*** Exercise text ***

I am not a experienced one but still i m in favor of Using primary key as id here is the explanation using an example..
The format of external data may change over time. For example, you might think that the ISBN of a book would make a good primary key in a table of books. After all, ISBNs are unique. But as this particular book is being written, the publishing industry in the United States is gearing up for a major change as additional digits are added to all ISBNs.
If we’d used the ISBN as the primary key in a table of books, we’d have to update each row to reflect this change. But then we’d have another problem. There’ll be other tables in the database that reference rows in the books table via the primary key. We can’t change the key in the books table unless we first go through and update all of these references. And that will involve dropping foreign key constraints, updating tables, updating the books table, and finally reestablishing the constraints. All in all, this is something of a pain.
The problems go away if we use our own internal value as a primary key. No third party can come along and arbitrarily tell us to change our schema—we control our own keyspace. And if something such as the ISBN does need to change, it can change without affecting any of the existing relationships in the database. In effect, we’ve decoupled the knitting together of rows from the external representation of data in those rows.
Although the explanation is quite bookish but i think it explains the things in a simpler way.
#JeremyDWill
Thank you for providing some much-needed balance to the debate. In particular, thanks for the info on DOMAINs.
I actually use surrogate keys system-wide for the sake of consistency, but there are tradeoffs involved. The most common cause for me to curse using surrogate keys is when I have a lookup table with a short list of canonical values—I'd use less space and all my queries would be shorter/easier/faster if I had just made the values the PK instead of having to join to the table.
You can do both - since any big company database is likely to be used by several applications, including human DBAs running one-off queries and data imports, designing it purely for the benefit of ORM systems is not always practical or desirable.
What I tend to do these days is to add a "RowID" property to each table - this field is a GUID, and so unique to each row. This is NOT the primary key - that is a natural key (if possible). However, any ORM layers working on top of this database can use the RowID to identify their derived objects.

*** Data for analysis ***

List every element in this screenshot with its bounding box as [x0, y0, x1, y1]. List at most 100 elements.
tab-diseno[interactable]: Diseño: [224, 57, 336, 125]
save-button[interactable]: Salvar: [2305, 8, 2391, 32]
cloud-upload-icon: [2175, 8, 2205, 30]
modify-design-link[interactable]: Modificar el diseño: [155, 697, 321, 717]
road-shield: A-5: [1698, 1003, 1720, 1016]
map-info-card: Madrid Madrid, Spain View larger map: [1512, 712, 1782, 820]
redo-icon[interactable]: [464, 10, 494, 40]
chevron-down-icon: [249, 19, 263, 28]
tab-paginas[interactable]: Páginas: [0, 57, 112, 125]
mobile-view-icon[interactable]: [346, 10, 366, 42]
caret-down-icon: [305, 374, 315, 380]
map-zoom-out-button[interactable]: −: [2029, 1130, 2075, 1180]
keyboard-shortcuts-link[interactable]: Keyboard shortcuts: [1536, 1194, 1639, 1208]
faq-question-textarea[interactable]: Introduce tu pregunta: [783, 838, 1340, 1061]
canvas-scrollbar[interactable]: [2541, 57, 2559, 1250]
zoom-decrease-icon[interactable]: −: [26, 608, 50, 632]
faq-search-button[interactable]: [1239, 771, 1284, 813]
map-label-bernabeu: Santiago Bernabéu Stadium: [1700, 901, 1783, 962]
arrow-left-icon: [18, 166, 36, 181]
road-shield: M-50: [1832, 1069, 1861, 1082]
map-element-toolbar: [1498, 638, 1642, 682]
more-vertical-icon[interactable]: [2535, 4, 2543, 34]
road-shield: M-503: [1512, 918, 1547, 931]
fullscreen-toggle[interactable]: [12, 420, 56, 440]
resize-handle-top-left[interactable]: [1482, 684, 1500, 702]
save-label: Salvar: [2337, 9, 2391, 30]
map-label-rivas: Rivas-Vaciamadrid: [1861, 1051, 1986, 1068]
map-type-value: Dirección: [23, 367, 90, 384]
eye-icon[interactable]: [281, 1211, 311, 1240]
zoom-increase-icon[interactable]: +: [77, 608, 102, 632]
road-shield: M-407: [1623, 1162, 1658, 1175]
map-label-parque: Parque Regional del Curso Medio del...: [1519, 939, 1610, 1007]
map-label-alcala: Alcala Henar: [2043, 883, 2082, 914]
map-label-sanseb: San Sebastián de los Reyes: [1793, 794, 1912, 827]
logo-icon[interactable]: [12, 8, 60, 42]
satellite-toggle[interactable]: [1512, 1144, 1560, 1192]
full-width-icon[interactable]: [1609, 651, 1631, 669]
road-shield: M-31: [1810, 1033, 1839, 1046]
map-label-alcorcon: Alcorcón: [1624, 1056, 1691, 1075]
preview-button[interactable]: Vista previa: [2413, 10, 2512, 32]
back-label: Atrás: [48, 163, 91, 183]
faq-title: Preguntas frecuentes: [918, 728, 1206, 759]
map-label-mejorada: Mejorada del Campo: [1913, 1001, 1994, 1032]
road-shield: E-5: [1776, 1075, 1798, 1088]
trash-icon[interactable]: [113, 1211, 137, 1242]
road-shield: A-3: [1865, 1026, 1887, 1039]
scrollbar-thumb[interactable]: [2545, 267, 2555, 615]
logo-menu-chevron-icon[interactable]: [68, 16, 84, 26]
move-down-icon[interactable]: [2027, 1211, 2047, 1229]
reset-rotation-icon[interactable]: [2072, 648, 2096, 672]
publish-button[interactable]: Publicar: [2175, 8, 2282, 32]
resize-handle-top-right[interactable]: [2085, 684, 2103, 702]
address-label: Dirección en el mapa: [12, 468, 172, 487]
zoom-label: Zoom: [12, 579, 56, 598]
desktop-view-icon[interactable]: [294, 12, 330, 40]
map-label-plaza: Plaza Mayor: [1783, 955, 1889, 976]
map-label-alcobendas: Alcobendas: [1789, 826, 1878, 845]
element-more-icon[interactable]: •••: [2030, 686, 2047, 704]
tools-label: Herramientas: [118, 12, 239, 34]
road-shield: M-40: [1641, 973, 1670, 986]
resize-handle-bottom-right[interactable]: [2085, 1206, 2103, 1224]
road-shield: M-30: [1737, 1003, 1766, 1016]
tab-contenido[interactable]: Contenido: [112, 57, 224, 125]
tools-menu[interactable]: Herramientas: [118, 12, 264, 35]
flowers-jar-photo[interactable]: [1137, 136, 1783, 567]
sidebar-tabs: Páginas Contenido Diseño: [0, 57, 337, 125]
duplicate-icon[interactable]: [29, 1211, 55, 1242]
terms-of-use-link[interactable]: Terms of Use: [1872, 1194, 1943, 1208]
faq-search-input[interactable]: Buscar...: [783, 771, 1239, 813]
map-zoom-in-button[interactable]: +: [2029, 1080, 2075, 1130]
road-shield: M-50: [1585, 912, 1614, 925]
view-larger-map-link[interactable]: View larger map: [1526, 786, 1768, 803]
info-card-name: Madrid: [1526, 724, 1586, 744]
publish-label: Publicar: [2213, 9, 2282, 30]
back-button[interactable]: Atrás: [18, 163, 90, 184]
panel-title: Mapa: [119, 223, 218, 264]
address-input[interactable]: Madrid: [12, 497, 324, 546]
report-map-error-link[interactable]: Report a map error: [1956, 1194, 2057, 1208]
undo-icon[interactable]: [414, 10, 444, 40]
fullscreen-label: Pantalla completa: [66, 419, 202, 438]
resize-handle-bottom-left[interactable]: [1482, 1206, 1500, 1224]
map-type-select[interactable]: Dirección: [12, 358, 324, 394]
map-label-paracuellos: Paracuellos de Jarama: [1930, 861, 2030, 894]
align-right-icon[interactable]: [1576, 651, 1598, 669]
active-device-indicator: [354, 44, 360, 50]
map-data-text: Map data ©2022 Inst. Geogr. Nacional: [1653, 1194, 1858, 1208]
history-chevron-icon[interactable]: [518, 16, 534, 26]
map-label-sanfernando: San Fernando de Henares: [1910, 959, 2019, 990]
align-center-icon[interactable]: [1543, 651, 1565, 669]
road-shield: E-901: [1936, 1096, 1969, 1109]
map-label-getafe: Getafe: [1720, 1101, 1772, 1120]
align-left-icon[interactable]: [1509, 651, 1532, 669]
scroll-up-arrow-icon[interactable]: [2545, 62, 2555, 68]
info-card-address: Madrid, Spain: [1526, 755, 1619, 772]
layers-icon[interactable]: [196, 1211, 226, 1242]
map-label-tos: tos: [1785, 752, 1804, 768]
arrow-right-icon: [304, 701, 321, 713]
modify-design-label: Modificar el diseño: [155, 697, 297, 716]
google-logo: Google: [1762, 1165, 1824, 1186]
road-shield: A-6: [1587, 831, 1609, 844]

***

### Tasks to perform
#1 In the primary key discussion above, rewrite the paragraph that begins "If we’d used the ISBN" as a short list of its main points.
#2 Answer these questions from the primary key discussion above, one line each:
(a) What change to ISBNs is the United States publishing industry preparing for?
(b) In what situation does the writer who uses surrogate keys system-wide most often curse them?
(c) What kind of value is the "RowID" property that one writer adds to each table?
#3 Continue the primary key discussion from the point where it ends.

### Responses by item number
#1
- With the ISBN as primary key, every row in the books table would need updating when ISBNs change.
- Other tables reference rows in the books table through that primary key.
- The key can't be changed until all of those references are updated.
- That means dropping foreign key constraints, updating the tables, updating the books table, and then reestablishing the constraints, which is a pain.

#2
(a) Additional digits are being added to all ISBNs.
(b) When there is a lookup table with a short list of canonical values.
(c) A GUID, unique to each row.

#3
Thus you might have:
CREATE TABLE dbo.Invoice (
CustomerId varchar(10),
CustomerOrderNo varchar(10),
InvoiceAmount money not null,
Comments nvarchar(4000),
RowId uniqueidentifier not null default(newid()),
primary key(CustomerId, CustomerOrderNo)
)
So your DBA is happy, your ORM architect is happy, and your database integrity is preserved!
I just wanted to add something here that I don't ever see covered when discussing auto-generated integer identity fields with relational databases (because I see them a lot), and that is, it's base type can an will overflow at some point.
Now I'm not trying to say this automatically makes composite ids the way to go, but it's just a matter of fact that even though more data could be logically added to a table (which is still unique), the single auto-generated integer identity could prevent this from happening.
Yes I realize that for most situations it's unlikely, and using a 64bit integer gives you lots of headroom, and realistically the database probably should have been designed differently if an overflow like this ever occurred.
But that doesn't prevent someone from doing it... a table using a single auto-generated 32bit integer as it's identity, which is expected to store all transactions at a global level for a particular fast-food company, is going fail as soon as it tries to insert it's 2,147,483,648th transaction (and that is a completely feasible scenario).
It's just something to note, that people tend to gloss over or just ignore entirely. If any table is going to be inserted into with regularity, considerations should be made to just how often and how much data will accumulate over time, and whether or not an integer based identifier should even be used.